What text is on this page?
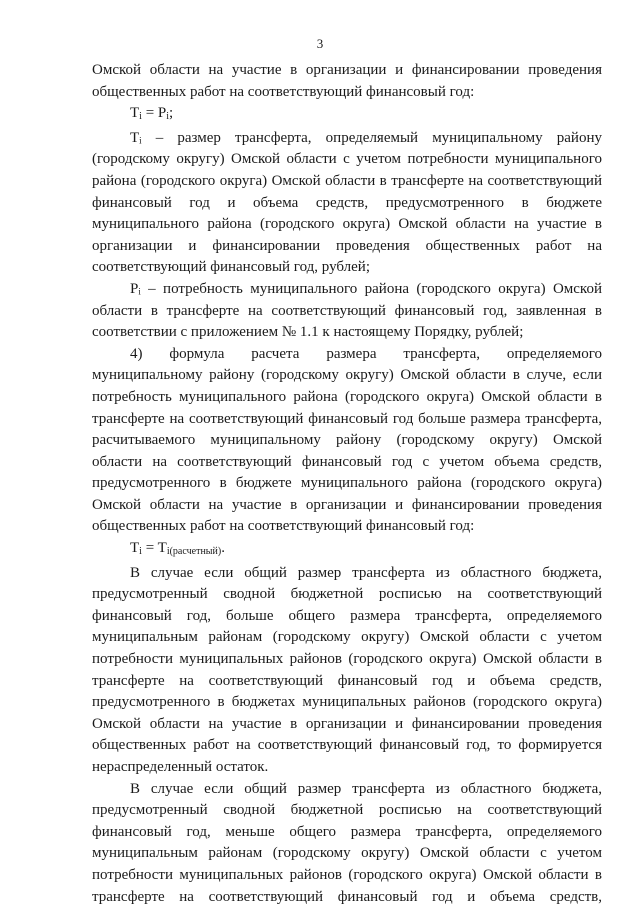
3

Омской области на участие в организации и финансировании проведения

общественных работ на соответствующий финансовый год:

$T_i = P_i$;

Tᵢ – размер трансферта, определяемый муниципальному району

(городскому округу) Омской области с учетом потребности муниципального

района (городского округа) Омской области в трансферте на соответствующий

финансовый год и объема средств, предусмотренного в бюджете

муниципального района (городского округа) Омской области на участие в

организации и финансировании проведения общественных работ на

соответствующий финансовый год, рублей;

Pᵢ – потребность муниципального района (городского округа) Омской

области в трансферте на соответствующий финансовый год, заявленная в

соответствии с приложением № 1.1 к настоящему Порядку, рублей;

4) формула расчета размера трансферта, определяемого

муниципальному району (городскому округу) Омской области в случе, если

потребность муниципального района (городского округа) Омской области в

трансферте на соответствующий финансовый год больше размера трансферта,

расчитываемого муниципальному району (городскому округу) Омской

области на соответствующий финансовый год с учетом объема средств,

предусмотренного в бюджете муниципального района (городского округа)

Омской области на участие в организации и финансировании проведения

общественных работ на соответствующий финансовый год:

$T_i = T_{i(расчетный)}$.

В случае если общий размер трансферта из областного бюджета,

предусмотренный сводной бюджетной росписью на соответствующий

финансовый год, больше общего размера трансферта, определяемого

муниципальным районам (городскому округу) Омской области с учетом

потребности муниципальных районов (городского округа) Омской области в

трансферте на соответствующий финансовый год и объема средств,

предусмотренного в бюджетах муниципальных районов (городского округа)

Омской области на участие в организации и финансировании проведения

общественных работ на соответствующий финансовый год, то формируется

нераспределенный остаток.

В случае если общий размер трансферта из областного бюджета,

предусмотренный сводной бюджетной росписью на соответствующий

финансовый год, меньше общего размера трансферта, определяемого

муниципальным районам (городскому округу) Омской области с учетом

потребности муниципальных районов (городского округа) Омской области в

трансферте на соответствующий финансовый год и объема средств,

## Written request:
Reproduce every record word for word. The copy must contain no pictures.

## Written response:
What text is on this page?
3

Омской области на участие в организации и финансировании проведения

общественных работ на соответствующий финансовый год:

$T_i = P_i$;

Tᵢ – размер трансферта, определяемый муниципальному району

(городскому округу) Омской области с учетом потребности муниципального

района (городского округа) Омской области в трансферте на соответствующий

финансовый год и объема средств, предусмотренного в бюджете

муниципального района (городского округа) Омской области на участие в

организации и финансировании проведения общественных работ на

соответствующий финансовый год, рублей;

Pᵢ – потребность муниципального района (городского округа) Омской

области в трансферте на соответствующий финансовый год, заявленная в

соответствии с приложением № 1.1 к настоящему Порядку, рублей;

4) формула расчета размера трансферта, определяемого

муниципальному району (городскому округу) Омской области в случе, если

потребность муниципального района (городского округа) Омской области в

трансферте на соответствующий финансовый год больше размера трансферта,

расчитываемого муниципальному району (городскому округу) Омской

области на соответствующий финансовый год с учетом объема средств,

предусмотренного в бюджете муниципального района (городского округа)

Омской области на участие в организации и финансировании проведения

общественных работ на соответствующий финансовый год:

$T_i = T_{i(расчетный)}$.

В случае если общий размер трансферта из областного бюджета,

предусмотренный сводной бюджетной росписью на соответствующий

финансовый год, больше общего размера трансферта, определяемого

муниципальным районам (городскому округу) Омской области с учетом

потребности муниципальных районов (городского округа) Омской области в

трансферте на соответствующий финансовый год и объема средств,

предусмотренного в бюджетах муниципальных районов (городского округа)

Омской области на участие в организации и финансировании проведения

общественных работ на соответствующий финансовый год, то формируется

нераспределенный остаток.

В случае если общий размер трансферта из областного бюджета,

предусмотренный сводной бюджетной росписью на соответствующий

финансовый год, меньше общего размера трансферта, определяемого

муниципальным районам (городскому округу) Омской области с учетом

потребности муниципальных районов (городского округа) Омской области в

трансферте на соответствующий финансовый год и объема средств,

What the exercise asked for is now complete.